Written request: Your task is to copy the material exactly.

────────

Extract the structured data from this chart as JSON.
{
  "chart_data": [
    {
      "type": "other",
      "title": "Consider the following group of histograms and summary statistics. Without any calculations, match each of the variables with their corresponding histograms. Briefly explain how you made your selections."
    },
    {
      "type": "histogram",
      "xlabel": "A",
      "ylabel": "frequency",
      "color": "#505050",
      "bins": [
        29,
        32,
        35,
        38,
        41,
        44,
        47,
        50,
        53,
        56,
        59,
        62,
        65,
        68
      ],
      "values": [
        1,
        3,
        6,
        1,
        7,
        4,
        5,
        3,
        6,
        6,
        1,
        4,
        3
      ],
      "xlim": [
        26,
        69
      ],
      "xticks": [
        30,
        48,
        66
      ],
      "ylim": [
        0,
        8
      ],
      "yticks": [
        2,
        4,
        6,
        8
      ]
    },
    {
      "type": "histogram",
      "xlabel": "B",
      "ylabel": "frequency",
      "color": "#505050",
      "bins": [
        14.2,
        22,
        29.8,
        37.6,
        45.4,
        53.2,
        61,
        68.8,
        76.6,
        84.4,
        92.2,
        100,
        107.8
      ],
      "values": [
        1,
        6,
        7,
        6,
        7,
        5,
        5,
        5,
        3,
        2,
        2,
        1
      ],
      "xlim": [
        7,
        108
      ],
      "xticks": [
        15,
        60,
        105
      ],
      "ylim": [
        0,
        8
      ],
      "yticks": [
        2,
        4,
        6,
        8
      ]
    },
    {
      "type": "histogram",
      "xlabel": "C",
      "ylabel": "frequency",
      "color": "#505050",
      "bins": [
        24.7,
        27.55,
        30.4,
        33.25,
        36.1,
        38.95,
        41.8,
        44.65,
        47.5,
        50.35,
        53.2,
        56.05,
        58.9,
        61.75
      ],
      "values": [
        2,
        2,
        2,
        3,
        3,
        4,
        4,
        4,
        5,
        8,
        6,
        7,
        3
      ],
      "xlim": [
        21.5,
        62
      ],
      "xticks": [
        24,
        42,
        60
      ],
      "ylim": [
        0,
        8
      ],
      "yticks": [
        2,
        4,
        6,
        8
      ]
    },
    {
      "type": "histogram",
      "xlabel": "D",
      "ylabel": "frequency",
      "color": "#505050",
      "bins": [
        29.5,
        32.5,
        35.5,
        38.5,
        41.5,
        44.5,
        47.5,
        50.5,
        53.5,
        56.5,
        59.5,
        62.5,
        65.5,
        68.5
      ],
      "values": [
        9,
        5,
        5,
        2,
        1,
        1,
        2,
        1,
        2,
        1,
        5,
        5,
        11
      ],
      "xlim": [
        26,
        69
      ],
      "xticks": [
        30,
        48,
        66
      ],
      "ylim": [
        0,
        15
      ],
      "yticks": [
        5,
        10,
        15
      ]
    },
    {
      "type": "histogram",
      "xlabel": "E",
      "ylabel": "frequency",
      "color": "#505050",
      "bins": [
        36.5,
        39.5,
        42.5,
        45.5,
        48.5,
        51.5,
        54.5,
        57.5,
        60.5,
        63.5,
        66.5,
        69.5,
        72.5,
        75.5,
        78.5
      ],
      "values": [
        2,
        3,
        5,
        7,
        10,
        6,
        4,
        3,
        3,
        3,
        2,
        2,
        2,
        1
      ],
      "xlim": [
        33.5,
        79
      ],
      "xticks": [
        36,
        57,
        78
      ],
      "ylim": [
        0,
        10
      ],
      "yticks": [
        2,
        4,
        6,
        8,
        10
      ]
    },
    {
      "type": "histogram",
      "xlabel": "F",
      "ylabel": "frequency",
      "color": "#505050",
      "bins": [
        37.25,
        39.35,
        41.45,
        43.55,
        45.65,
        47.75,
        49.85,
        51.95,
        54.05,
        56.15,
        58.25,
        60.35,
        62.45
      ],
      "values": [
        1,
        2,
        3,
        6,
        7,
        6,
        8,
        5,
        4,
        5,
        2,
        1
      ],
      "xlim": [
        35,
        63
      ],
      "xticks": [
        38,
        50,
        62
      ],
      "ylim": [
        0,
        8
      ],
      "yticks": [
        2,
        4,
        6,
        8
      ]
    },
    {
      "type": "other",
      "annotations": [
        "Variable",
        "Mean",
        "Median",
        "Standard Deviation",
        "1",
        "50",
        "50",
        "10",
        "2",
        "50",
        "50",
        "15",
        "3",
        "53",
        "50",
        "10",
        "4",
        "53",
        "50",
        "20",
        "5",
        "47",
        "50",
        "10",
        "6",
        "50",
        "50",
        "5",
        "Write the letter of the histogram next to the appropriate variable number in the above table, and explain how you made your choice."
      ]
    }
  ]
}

────────

Result:
Extract the structured data from this chart as JSON.
{
  "chart_data": [
    {
      "type": "other",
      "title": "Consider the following group of histograms and summary statistics. Without any calculations, match each of the variables with their corresponding histograms. Briefly explain how you made your selections."
    },
    {
      "type": "histogram",
      "xlabel": "A",
      "ylabel": "frequency",
      "color": "#505050",
      "bins": [
        29,
        32,
        35,
        38,
        41,
        44,
        47,
        50,
        53,
        56,
        59,
        62,
        65,
        68
      ],
      "values": [
        1,
        3,
        6,
        1,
        7,
        4,
        5,
        3,
        6,
        6,
        1,
        4,
        3
      ],
      "xlim": [
        26,
        69
      ],
      "xticks": [
        30,
        48,
        66
      ],
      "ylim": [
        0,
        8
      ],
      "yticks": [
        2,
        4,
        6,
        8
      ]
    },
    {
      "type": "histogram",
      "xlabel": "B",
      "ylabel": "frequency",
      "color": "#505050",
      "bins": [
        14.2,
        22,
        29.8,
        37.6,
        45.4,
        53.2,
        61,
        68.8,
        76.6,
        84.4,
        92.2,
        100,
        107.8
      ],
      "values": [
        1,
        6,
        7,
        6,
        7,
        5,
        5,
        5,
        3,
        2,
        2,
        1
      ],
      "xlim": [
        7,
        108
      ],
      "xticks": [
        15,
        60,
        105
      ],
      "ylim": [
        0,
        8
      ],
      "yticks": [
        2,
        4,
        6,
        8
      ]
    },
    {
      "type": "histogram",
      "xlabel": "C",
      "ylabel": "frequency",
      "color": "#505050",
      "bins": [
        24.7,
        27.55,
        30.4,
        33.25,
        36.1,
        38.95,
        41.8,
        44.65,
        47.5,
        50.35,
        53.2,
        56.05,
        58.9,
        61.75
      ],
      "values": [
        2,
        2,
        2,
        3,
        3,
        4,
        4,
        4,
        5,
        8,
        6,
        7,
        3
      ],
      "xlim": [
        21.5,
        62
      ],
      "xticks": [
        24,
        42,
        60
      ],
      "ylim": [
        0,
        8
      ],
      "yticks": [
        2,
        4,
        6,
        8
      ]
    },
    {
      "type": "histogram",
      "xlabel": "D",
      "ylabel": "frequency",
      "color": "#505050",
      "bins": [
        29.5,
        32.5,
        35.5,
        38.5,
        41.5,
        44.5,
        47.5,
        50.5,
        53.5,
        56.5,
        59.5,
        62.5,
        65.5,
        68.5
      ],
      "values": [
        9,
        5,
        5,
        2,
        1,
        1,
        2,
        1,
        2,
        1,
        5,
        5,
        11
      ],
      "xlim": [
        26,
        69
      ],
      "xticks": [
        30,
        48,
        66
      ],
      "ylim": [
        0,
        15
      ],
      "yticks": [
        5,
        10,
        15
      ]
    },
    {
      "type": "histogram",
      "xlabel": "E",
      "ylabel": "frequency",
      "color": "#505050",
      "bins": [
        36.5,
        39.5,
        42.5,
        45.5,
        48.5,
        51.5,
        54.5,
        57.5,
        60.5,
        63.5,
        66.5,
        69.5,
        72.5,
        75.5,
        78.5
      ],
      "values": [
        2,
        3,
        5,
        7,
        10,
        6,
        4,
        3,
        3,
        3,
        2,
        2,
        2,
        1
      ],
      "xlim": [
        33.5,
        79
      ],
      "xticks": [
        36,
        57,
        78
      ],
      "ylim": [
        0,
        10
      ],
      "yticks": [
        2,
        4,
        6,
        8,
        10
      ]
    },
    {
      "type": "histogram",
      "xlabel": "F",
      "ylabel": "frequency",
      "color": "#505050",
      "bins": [
        37.25,
        39.35,
        41.45,
        43.55,
        45.65,
        47.75,
        49.85,
        51.95,
        54.05,
        56.15,
        58.25,
        60.35,
        62.45
      ],
      "values": [
        1,
        2,
        3,
        6,
        7,
        6,
        8,
        5,
        4,
        5,
        2,
        1
      ],
      "xlim": [
        35,
        63
      ],
      "xticks": [
        38,
        50,
        62
      ],
      "ylim": [
        0,
        8
      ],
      "yticks": [
        2,
        4,
        6,
        8
      ]
    },
    {
      "type": "other",
      "annotations": [
        "Variable",
        "Mean",
        "Median",
        "Standard Deviation",
        "1",
        "50",
        "50",
        "10",
        "2",
        "50",
        "50",
        "15",
        "3",
        "53",
        "50",
        "10",
        "4",
        "53",
        "50",
        "20",
        "5",
        "47",
        "50",
        "10",
        "6",
        "50",
        "50",
        "5",
        "Write the letter of the histogram next to the appropriate variable number in the above table, and explain how you made your choice."
      ]
    }
  ]
}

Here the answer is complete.